Texto para leitura:
◆ ◆ ◆

A iniciativa privada, quando se envolve, o faz por meio das Leis e de isenção fiscal. Basicamente, isso significa que para ter um setor audiovisual forte é necessário sempre ampliar os recursos investidos. Caso contrário, a produção estaciona. Diante do atual quadro de austeridade e contenção de gastos públicos vivido pelo Brasil, isso preocupa sobretudo os pequenos produtores. Temos várias perguntas ainda sem resposta. Haverá a extensão de políticas de fomento? Quando a iniciativa privada entenderá que o investimento em audiovisual (quase) sempre tem garantia de retorno, se não financeiro, institucional?
6. O que o crescimento de movimentos como o MAX e o CineBH trazem para o mercado de audiovisual?
Esses eventos fazem a ponte entre produtores locais e players e agentes econômicos do mercado nacional e internacional. Esse movimento é indispensável para a circulação das produções regionais. Em dois anos de MAX, por exemplo, a minha empresa já vê parcerias que foram costuradas ali sairem do papel. E é esse o relato que tenho de outros produtores e colegas. É fundamental a continuidade e ampliação destes projetos.
7. Do ponto de vista da gestão de negócios criativos, como você percebe que empreendedores e empresários da área se organizam?
Como gestor e consultor, eu noto extremas dificuldades em dois pontos fundamentais. O primeiro é a estruturação de projetos e gestão administrativa. Para se estruturar projetos já existem iniciativas, como o Cotools, ferramenta desenvolvida pela Cocriativa, dedicados a auxiliar no processo. Mas a gestão administrativa ainda é um desafio gigantesco.
Não observo muita organização neste sentido. Principalmente porque os gestores criativos de pequeno porte se veem na necessidade de acumular todas as etapas de suas produções. Isso quer dizer que realizam a criação, a produção, a distribuição, a venda e a administração. Esse acúmulo e a falta de recursos para investimento em auxiliares e profissionais mais voltados à área administrativa geram dificuldades. Elas podem, inclusive, levar boa parte dos negócios criativos à falência em poucos anos.
8. Agora uma pergunta que gosto muito de fazer por aqui. Qualquer coisa que uma empresa faça não é exclusivo por muito tempo. Isso também vale para as empresas de economia criativa ou elas conseguem se manter inovadoras devido às características do segmento?
Elas não conseguem se manter inovadoras quando precisam dispender muita energia na criatividade financeiro-jurídica. Este parece ser um dos principais desafios do segmento da economia criativa. Excetuado isso, o caso de empresas que já atingiram uma certa estabilidade comprova muitas coisas importantes. Dentre elas, que é possível, se reinventar frequentemente para oferecer sempre algo relevante ao público e ao mercado.

◆ ◆ ◆

(Anotações das caixas de elementos)
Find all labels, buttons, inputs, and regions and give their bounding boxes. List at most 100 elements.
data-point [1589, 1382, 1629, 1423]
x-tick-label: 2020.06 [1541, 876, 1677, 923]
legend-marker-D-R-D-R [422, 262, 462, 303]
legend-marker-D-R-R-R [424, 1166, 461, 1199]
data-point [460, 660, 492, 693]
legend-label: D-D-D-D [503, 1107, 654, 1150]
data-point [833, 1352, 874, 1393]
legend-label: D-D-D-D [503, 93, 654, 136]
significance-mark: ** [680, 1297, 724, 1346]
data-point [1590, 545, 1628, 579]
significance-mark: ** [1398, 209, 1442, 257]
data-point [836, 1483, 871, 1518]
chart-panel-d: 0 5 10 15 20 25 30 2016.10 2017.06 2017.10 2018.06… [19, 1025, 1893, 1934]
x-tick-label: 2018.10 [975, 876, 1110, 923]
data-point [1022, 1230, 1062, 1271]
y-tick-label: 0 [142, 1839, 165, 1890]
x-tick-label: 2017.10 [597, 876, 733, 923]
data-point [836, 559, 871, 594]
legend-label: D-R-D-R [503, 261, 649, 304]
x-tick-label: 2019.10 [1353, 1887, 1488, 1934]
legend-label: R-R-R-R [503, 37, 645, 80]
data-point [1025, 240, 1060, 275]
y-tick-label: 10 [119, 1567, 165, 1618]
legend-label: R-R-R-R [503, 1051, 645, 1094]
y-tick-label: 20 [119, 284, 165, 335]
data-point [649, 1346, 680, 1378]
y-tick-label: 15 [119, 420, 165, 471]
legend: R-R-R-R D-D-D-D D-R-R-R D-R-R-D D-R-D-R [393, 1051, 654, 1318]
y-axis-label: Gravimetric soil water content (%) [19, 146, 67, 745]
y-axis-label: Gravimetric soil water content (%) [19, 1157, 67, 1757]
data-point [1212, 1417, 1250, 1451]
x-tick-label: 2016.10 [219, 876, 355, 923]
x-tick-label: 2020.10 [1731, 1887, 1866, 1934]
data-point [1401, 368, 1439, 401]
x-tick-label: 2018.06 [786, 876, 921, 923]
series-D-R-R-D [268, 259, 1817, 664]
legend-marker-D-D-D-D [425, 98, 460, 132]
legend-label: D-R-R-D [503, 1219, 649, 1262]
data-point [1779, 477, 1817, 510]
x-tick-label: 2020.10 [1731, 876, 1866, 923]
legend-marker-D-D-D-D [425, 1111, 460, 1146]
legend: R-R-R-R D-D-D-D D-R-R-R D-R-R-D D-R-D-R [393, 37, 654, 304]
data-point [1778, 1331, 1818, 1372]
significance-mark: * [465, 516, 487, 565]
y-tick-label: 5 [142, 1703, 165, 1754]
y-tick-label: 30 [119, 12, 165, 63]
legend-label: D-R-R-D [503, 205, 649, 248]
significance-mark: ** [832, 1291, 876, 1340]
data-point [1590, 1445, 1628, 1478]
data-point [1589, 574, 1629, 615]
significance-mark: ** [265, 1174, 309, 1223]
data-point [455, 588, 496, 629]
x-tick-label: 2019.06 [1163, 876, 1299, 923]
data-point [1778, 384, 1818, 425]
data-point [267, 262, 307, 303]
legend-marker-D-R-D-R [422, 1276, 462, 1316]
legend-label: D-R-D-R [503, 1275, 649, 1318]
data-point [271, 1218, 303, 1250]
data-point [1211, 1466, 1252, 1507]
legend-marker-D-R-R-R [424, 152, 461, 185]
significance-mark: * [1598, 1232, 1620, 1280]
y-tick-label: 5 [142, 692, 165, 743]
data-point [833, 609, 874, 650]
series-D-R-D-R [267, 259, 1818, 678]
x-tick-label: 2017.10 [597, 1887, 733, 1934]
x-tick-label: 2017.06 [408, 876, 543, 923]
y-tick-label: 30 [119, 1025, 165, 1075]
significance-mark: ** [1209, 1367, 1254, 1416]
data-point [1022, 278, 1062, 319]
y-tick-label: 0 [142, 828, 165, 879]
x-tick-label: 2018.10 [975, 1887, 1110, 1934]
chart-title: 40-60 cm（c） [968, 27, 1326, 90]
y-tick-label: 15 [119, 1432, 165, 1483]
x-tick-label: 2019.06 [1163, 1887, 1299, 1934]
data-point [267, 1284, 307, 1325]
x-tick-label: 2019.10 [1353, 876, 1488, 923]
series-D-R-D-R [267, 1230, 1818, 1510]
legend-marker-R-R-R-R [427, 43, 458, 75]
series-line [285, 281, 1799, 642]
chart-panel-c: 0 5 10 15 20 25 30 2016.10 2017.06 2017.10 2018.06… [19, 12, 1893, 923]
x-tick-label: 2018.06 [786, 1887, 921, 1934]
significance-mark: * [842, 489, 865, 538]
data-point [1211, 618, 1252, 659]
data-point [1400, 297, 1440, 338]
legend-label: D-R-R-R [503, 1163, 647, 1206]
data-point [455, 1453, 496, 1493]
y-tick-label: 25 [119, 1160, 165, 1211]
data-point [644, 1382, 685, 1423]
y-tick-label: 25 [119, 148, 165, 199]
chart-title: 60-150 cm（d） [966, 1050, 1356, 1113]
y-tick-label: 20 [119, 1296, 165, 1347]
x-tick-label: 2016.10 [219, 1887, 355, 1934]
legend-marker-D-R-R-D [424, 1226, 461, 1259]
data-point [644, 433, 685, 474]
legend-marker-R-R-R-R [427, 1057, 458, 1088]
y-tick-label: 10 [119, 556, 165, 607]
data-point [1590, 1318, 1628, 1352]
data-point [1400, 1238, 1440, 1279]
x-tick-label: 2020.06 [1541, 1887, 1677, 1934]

◆ ◆ ◆

Tarefas a realizar:
#1 Edite o trecho da entrevista que começa com "Esses eventos fazem" e termina com "ampliação destes projetos.", trocando "eventos" por "encontros".
#2 Conforme a entrevista, por que os gestores criativos de pequeno porte mostram pouca organização administrativa?
#3 Diga se cada afirmação concorda com a entrevista, respondendo sim ou não e citando as palavras decisivas: (a) O Cotools foi desenvolvido pela Cocriativa. (b) O entrevistado vê a gestão administrativa como um desafio já superado. (c) O quadro de austeridade preocupa sobretudo os grandes produtores.
O material não tem nenhum papel aqui.

Respostas em ordem:
#1
Esses encontros fazem a ponte entre produtores locais e players e agentes econômicos do mercado nacional e internacional. Esse movimento é indispensável para a circulação das produções regionais. Em dois anos de MAX, por exemplo, a minha empresa já vê parcerias que foram costuradas ali sairem do papel. E é esse o relato que tenho de outros produtores e colegas. É fundamental a continuidade e ampliação destes projetos.

#2 Eles precisam acumular todas as etapas de suas produções: criação, produção, distribuição, venda e administração. Esse acúmulo e a falta de recursos para investir em auxiliares e profissionais da área administrativa geram dificuldades.

#3
(a) Sim: "o Cotools, ferramenta desenvolvida pela Cocriativa".
(b) Não: "Mas a gestão administrativa ainda é um desafio gigantesco."
(c) Não: "isso preocupa sobretudo os pequenos produtores."